:: Task goal ::
Copy out every line in which the string "Amplitude" occurs.

## Start Entries shown

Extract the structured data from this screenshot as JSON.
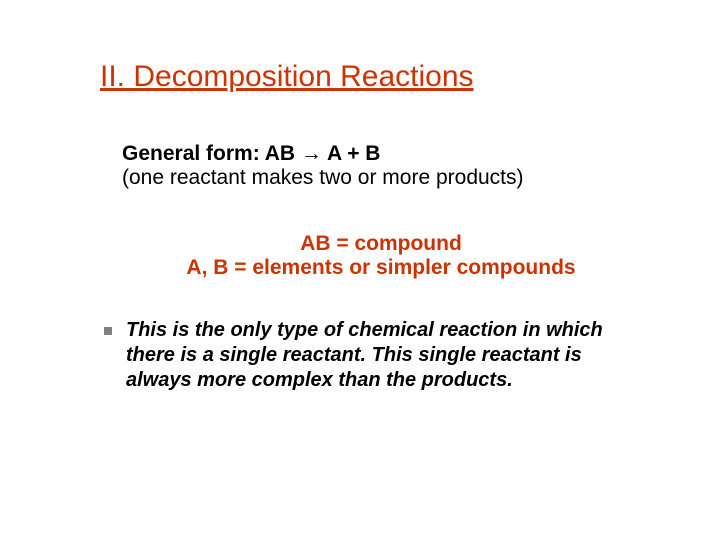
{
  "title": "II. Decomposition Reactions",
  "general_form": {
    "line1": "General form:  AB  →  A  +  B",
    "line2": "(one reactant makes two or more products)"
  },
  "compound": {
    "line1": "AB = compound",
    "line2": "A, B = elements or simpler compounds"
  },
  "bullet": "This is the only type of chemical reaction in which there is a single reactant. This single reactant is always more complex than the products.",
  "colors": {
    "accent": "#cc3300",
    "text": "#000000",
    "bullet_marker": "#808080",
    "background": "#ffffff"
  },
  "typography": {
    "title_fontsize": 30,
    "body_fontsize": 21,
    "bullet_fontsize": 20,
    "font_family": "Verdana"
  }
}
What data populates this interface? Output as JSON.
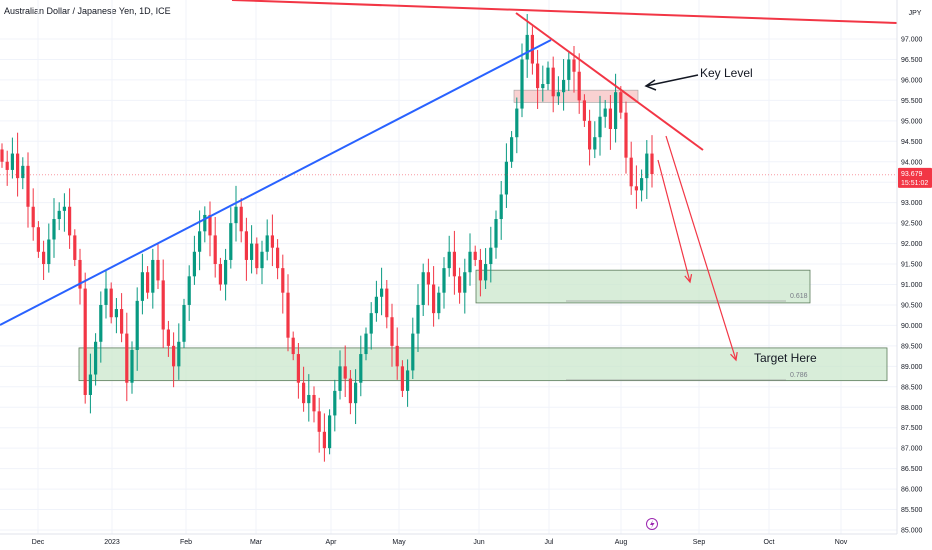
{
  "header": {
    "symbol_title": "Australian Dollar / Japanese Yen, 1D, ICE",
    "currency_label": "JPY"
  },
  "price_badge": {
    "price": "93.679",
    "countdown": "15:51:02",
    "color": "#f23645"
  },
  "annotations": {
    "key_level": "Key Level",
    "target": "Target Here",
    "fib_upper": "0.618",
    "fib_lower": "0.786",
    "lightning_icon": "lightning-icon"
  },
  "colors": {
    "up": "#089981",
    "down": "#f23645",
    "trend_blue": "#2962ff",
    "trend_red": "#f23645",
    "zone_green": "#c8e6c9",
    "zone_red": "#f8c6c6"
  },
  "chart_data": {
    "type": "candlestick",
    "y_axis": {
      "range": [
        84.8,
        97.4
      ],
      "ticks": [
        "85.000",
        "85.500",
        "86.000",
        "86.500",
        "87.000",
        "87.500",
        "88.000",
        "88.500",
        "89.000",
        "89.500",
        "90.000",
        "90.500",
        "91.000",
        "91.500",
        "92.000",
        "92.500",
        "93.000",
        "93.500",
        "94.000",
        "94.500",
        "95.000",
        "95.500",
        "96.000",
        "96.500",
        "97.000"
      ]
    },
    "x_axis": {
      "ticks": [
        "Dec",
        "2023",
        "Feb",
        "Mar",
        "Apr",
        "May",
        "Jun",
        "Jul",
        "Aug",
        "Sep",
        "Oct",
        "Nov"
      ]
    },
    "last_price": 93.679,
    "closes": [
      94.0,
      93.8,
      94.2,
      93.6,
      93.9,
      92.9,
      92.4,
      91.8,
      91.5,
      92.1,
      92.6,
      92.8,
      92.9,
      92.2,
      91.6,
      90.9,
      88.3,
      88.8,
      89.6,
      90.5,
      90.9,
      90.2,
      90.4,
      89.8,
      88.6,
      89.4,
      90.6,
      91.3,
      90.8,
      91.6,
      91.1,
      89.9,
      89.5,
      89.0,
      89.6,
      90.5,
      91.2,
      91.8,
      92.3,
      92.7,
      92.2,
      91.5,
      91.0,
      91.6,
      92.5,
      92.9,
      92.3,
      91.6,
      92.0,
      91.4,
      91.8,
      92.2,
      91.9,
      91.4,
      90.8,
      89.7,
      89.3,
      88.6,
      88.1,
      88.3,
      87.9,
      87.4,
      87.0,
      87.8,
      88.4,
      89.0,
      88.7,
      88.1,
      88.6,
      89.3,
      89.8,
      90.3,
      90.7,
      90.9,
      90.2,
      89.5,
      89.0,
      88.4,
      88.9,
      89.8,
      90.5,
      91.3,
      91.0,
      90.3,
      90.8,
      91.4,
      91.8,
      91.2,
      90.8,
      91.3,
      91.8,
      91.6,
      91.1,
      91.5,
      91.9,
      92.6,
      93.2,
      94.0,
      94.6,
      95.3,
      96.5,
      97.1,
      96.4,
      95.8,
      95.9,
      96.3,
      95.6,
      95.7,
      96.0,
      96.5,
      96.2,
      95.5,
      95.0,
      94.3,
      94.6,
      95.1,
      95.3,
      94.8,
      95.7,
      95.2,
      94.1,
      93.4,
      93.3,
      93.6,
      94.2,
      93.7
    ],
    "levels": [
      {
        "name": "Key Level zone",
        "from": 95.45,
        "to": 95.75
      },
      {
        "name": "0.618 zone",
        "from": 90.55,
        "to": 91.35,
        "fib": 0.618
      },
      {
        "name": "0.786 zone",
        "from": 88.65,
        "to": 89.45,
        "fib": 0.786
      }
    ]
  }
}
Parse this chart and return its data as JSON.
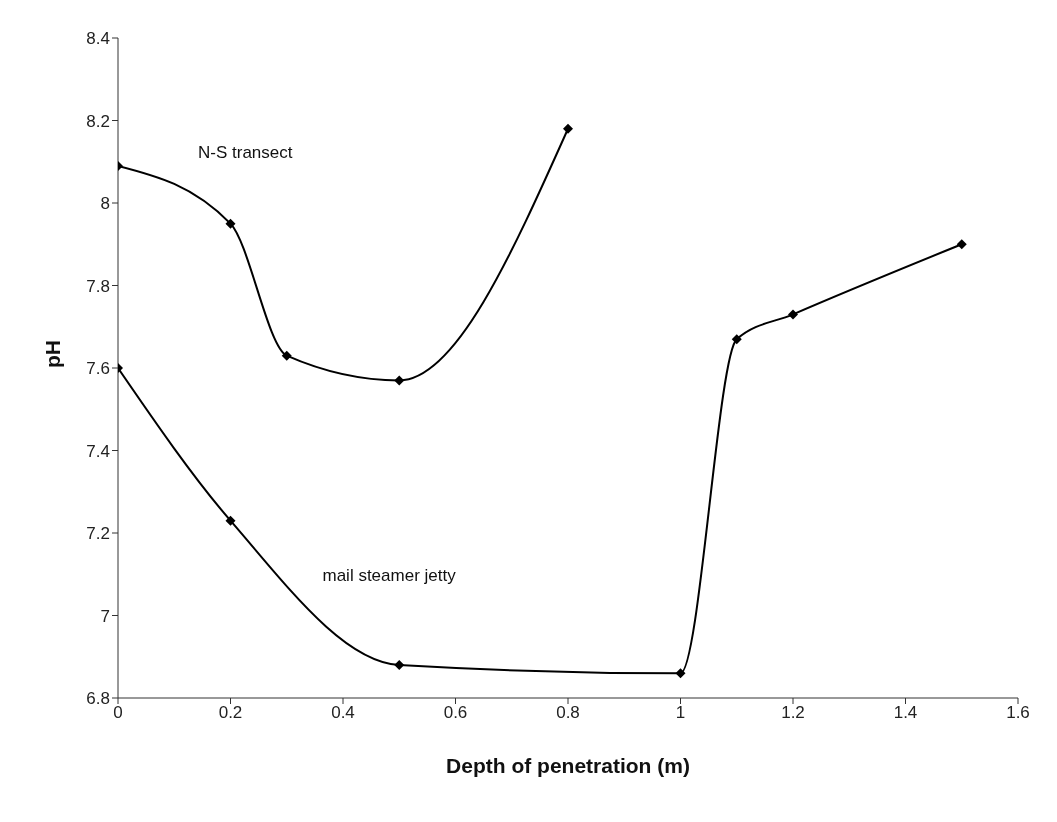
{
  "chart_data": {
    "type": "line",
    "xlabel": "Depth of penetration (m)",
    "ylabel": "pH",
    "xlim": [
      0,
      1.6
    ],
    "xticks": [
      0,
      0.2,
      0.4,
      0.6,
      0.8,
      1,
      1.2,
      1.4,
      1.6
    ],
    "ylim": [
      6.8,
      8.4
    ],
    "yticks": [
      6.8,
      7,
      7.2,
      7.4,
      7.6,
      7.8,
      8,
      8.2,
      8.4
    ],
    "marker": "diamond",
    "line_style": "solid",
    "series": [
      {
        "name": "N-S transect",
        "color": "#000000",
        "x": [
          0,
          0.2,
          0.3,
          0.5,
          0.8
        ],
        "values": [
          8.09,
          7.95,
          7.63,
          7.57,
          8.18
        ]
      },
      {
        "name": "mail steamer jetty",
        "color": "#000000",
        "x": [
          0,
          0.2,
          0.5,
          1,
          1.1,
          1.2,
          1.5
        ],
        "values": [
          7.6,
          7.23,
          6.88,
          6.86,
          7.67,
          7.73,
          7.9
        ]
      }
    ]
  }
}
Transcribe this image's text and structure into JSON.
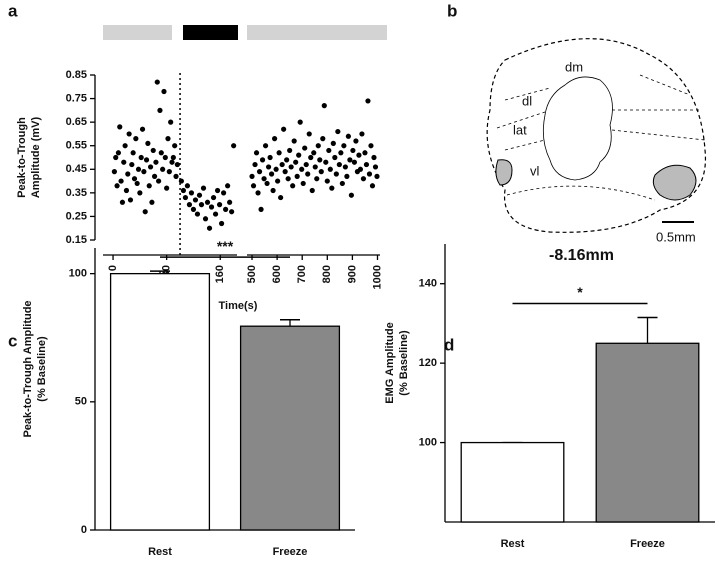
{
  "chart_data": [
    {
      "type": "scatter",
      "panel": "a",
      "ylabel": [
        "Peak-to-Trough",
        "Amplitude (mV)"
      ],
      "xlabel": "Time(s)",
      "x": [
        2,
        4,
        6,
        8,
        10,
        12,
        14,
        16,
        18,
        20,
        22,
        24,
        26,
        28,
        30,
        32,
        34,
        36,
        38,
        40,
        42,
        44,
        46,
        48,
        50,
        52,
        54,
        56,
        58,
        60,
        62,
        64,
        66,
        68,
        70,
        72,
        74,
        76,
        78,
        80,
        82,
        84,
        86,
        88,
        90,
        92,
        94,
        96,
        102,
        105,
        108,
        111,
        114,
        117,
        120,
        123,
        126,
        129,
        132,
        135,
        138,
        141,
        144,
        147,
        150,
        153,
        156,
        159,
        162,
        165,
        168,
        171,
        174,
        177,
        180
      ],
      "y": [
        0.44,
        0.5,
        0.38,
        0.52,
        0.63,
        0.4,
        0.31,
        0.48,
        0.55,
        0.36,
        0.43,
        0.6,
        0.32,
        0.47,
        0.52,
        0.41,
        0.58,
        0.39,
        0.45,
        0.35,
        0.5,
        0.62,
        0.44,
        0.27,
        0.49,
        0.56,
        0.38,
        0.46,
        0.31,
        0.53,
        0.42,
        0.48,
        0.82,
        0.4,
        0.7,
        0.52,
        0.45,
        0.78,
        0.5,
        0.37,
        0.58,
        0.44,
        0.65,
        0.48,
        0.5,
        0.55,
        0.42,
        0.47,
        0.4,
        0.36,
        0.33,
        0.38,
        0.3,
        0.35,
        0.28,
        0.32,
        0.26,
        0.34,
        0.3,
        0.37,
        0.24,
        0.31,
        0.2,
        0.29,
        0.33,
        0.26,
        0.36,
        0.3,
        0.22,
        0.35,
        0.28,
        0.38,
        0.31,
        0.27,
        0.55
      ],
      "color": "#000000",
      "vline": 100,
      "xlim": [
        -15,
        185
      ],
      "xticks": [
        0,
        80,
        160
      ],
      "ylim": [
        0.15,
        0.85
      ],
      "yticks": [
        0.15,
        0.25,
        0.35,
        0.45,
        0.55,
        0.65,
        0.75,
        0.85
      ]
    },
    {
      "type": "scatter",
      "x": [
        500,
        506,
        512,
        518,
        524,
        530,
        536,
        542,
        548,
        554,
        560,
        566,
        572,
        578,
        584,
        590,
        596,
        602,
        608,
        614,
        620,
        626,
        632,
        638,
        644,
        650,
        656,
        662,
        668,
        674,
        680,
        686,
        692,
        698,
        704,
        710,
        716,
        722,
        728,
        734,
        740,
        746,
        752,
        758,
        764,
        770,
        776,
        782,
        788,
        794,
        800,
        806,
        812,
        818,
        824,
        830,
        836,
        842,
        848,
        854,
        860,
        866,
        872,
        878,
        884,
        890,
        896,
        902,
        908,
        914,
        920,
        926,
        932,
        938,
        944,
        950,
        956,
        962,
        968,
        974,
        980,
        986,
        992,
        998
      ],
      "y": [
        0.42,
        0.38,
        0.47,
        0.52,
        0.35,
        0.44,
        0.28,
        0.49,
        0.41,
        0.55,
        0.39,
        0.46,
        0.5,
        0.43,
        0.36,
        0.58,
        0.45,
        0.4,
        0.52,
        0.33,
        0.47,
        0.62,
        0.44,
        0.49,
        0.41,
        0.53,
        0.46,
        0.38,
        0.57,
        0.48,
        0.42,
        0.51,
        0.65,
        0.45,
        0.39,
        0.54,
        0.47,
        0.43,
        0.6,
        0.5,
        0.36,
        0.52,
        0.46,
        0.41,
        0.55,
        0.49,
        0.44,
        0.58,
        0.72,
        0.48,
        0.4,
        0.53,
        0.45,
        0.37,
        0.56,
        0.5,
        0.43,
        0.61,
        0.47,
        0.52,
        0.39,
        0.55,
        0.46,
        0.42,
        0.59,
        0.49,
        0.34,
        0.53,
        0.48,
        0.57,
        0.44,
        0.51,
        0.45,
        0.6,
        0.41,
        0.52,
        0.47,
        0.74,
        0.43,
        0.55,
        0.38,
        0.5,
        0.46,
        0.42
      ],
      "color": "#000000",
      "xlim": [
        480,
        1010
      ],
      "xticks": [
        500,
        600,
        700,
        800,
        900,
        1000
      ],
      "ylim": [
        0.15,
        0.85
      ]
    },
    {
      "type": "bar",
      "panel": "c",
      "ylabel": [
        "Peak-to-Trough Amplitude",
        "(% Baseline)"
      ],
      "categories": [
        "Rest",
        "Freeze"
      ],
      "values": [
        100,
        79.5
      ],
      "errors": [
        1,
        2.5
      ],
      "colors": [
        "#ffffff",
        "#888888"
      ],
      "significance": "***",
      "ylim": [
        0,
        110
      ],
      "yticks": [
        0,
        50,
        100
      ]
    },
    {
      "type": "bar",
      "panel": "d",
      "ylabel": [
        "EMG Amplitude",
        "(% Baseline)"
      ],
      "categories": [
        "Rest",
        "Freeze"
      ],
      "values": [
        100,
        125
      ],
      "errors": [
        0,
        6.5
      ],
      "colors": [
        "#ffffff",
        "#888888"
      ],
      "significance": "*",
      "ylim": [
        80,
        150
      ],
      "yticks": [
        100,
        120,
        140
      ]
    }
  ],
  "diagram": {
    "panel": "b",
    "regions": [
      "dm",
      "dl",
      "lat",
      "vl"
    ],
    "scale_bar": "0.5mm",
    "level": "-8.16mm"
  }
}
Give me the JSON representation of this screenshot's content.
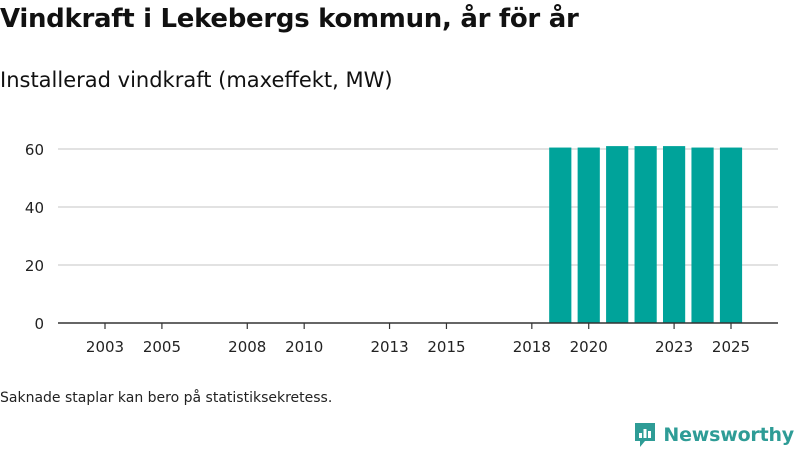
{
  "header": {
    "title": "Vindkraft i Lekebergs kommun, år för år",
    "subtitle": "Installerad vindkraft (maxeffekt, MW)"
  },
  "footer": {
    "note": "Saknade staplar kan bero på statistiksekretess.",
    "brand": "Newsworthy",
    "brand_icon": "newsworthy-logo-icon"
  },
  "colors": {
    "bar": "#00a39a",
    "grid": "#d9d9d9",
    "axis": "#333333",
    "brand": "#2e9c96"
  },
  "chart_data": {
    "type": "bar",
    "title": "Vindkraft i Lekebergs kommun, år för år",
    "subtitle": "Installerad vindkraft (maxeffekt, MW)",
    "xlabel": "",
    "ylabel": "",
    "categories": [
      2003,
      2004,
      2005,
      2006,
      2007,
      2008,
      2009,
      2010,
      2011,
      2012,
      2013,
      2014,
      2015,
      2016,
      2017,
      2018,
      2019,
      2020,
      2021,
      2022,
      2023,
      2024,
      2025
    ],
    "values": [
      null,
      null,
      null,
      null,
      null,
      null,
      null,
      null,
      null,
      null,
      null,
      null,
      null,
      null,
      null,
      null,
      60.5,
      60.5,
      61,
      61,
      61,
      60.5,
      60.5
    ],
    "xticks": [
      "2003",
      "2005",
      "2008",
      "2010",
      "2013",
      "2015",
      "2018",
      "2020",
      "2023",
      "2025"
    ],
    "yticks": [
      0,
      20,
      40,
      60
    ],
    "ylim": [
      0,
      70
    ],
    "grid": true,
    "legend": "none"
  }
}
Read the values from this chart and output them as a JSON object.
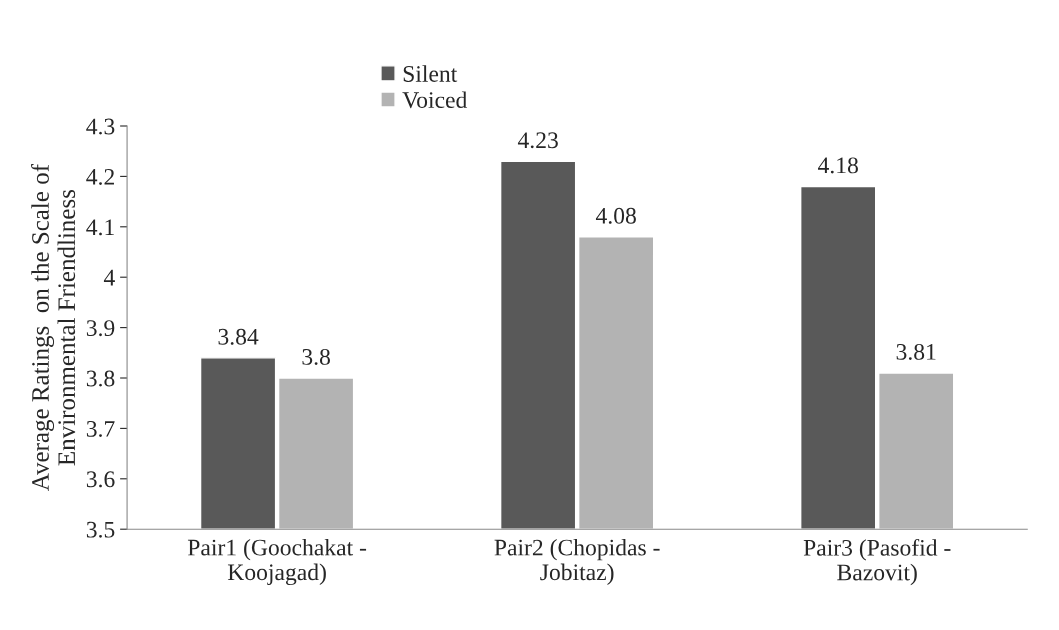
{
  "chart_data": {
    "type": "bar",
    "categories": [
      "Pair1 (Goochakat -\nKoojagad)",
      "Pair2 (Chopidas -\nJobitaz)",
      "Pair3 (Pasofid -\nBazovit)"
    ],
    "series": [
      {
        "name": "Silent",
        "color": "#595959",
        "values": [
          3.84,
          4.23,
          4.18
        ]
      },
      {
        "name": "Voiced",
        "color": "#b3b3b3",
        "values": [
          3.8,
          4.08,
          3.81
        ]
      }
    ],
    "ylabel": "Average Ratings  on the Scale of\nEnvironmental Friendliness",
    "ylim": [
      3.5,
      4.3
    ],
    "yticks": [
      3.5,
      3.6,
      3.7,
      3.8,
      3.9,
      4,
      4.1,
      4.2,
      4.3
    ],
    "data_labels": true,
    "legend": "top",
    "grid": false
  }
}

## End Entries shown

:: Result below ::
        "Amplitude (mV)"
        "Peak-to-Trough Amplitude",
        "EMG Amplitude",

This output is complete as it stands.